▸ **PROBLEM TO WORK ON**
Can you quote the records below in full, word for word?

>> Begin EXERCISE INPUTS

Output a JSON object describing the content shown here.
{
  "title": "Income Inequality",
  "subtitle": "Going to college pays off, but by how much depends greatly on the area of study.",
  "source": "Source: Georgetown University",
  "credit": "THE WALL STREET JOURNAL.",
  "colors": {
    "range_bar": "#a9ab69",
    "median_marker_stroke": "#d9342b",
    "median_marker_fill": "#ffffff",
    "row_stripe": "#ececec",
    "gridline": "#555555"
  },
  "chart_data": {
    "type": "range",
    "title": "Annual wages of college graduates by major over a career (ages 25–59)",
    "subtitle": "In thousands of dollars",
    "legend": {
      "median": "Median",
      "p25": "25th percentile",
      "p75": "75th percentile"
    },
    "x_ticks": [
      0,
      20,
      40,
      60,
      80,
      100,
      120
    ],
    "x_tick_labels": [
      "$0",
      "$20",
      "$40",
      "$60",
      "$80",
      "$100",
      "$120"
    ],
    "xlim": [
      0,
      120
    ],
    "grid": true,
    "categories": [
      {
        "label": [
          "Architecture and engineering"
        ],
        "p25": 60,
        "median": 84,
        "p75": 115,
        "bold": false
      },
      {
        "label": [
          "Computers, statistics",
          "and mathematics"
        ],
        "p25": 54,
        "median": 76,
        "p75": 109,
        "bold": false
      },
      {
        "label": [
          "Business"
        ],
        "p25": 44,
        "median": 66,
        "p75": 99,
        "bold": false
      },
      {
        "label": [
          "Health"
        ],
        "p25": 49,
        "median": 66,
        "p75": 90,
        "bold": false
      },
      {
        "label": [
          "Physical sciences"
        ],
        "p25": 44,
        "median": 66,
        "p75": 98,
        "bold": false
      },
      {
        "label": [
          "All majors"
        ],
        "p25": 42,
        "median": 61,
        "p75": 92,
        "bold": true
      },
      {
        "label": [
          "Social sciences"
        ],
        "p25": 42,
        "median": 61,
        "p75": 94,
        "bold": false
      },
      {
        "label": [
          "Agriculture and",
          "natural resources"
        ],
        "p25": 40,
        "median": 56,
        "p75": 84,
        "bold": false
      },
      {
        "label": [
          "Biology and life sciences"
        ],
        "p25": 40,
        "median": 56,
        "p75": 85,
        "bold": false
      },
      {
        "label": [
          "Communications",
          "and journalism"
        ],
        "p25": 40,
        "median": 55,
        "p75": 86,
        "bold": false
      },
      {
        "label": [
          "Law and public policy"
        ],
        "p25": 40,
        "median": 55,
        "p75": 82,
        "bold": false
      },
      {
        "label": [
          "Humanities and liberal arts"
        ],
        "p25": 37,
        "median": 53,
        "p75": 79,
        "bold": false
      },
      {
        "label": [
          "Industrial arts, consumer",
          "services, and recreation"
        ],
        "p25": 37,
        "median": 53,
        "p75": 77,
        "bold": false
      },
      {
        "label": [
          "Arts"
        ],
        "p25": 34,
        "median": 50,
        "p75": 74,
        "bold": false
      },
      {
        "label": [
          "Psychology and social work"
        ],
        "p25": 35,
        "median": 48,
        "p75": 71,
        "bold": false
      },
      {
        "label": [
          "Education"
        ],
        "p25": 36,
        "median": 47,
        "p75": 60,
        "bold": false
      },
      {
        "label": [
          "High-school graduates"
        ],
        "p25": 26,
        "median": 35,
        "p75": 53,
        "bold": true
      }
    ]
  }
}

>> End EXERCISE INPUTS

▸ **THE ANSWER**
Output a JSON object describing the content shown here.
{
  "title": "Income Inequality",
  "subtitle": "Going to college pays off, but by how much depends greatly on the area of study.",
  "source": "Source: Georgetown University",
  "credit": "THE WALL STREET JOURNAL.",
  "colors": {
    "range_bar": "#a9ab69",
    "median_marker_stroke": "#d9342b",
    "median_marker_fill": "#ffffff",
    "row_stripe": "#ececec",
    "gridline": "#555555"
  },
  "chart_data": {
    "type": "range",
    "title": "Annual wages of college graduates by major over a career (ages 25–59)",
    "subtitle": "In thousands of dollars",
    "legend": {
      "median": "Median",
      "p25": "25th percentile",
      "p75": "75th percentile"
    },
    "x_ticks": [
      0,
      20,
      40,
      60,
      80,
      100,
      120
    ],
    "x_tick_labels": [
      "$0",
      "$20",
      "$40",
      "$60",
      "$80",
      "$100",
      "$120"
    ],
    "xlim": [
      0,
      120
    ],
    "grid": true,
    "categories": [
      {
        "label": [
          "Architecture and engineering"
        ],
        "p25": 60,
        "median": 84,
        "p75": 115,
        "bold": false
      },
      {
        "label": [
          "Computers, statistics",
          "and mathematics"
        ],
        "p25": 54,
        "median": 76,
        "p75": 109,
        "bold": false
      },
      {
        "label": [
          "Business"
        ],
        "p25": 44,
        "median": 66,
        "p75": 99,
        "bold": false
      },
      {
        "label": [
          "Health"
        ],
        "p25": 49,
        "median": 66,
        "p75": 90,
        "bold": false
      },
      {
        "label": [
          "Physical sciences"
        ],
        "p25": 44,
        "median": 66,
        "p75": 98,
        "bold": false
      },
      {
        "label": [
          "All majors"
        ],
        "p25": 42,
        "median": 61,
        "p75": 92,
        "bold": true
      },
      {
        "label": [
          "Social sciences"
        ],
        "p25": 42,
        "median": 61,
        "p75": 94,
        "bold": false
      },
      {
        "label": [
          "Agriculture and",
          "natural resources"
        ],
        "p25": 40,
        "median": 56,
        "p75": 84,
        "bold": false
      },
      {
        "label": [
          "Biology and life sciences"
        ],
        "p25": 40,
        "median": 56,
        "p75": 85,
        "bold": false
      },
      {
        "label": [
          "Communications",
          "and journalism"
        ],
        "p25": 40,
        "median": 55,
        "p75": 86,
        "bold": false
      },
      {
        "label": [
          "Law and public policy"
        ],
        "p25": 40,
        "median": 55,
        "p75": 82,
        "bold": false
      },
      {
        "label": [
          "Humanities and liberal arts"
        ],
        "p25": 37,
        "median": 53,
        "p75": 79,
        "bold": false
      },
      {
        "label": [
          "Industrial arts, consumer",
          "services, and recreation"
        ],
        "p25": 37,
        "median": 53,
        "p75": 77,
        "bold": false
      },
      {
        "label": [
          "Arts"
        ],
        "p25": 34,
        "median": 50,
        "p75": 74,
        "bold": false
      },
      {
        "label": [
          "Psychology and social work"
        ],
        "p25": 35,
        "median": 48,
        "p75": 71,
        "bold": false
      },
      {
        "label": [
          "Education"
        ],
        "p25": 36,
        "median": 47,
        "p75": 60,
        "bold": false
      },
      {
        "label": [
          "High-school graduates"
        ],
        "p25": 26,
        "median": 35,
        "p75": 53,
        "bold": true
      }
    ]
  }
}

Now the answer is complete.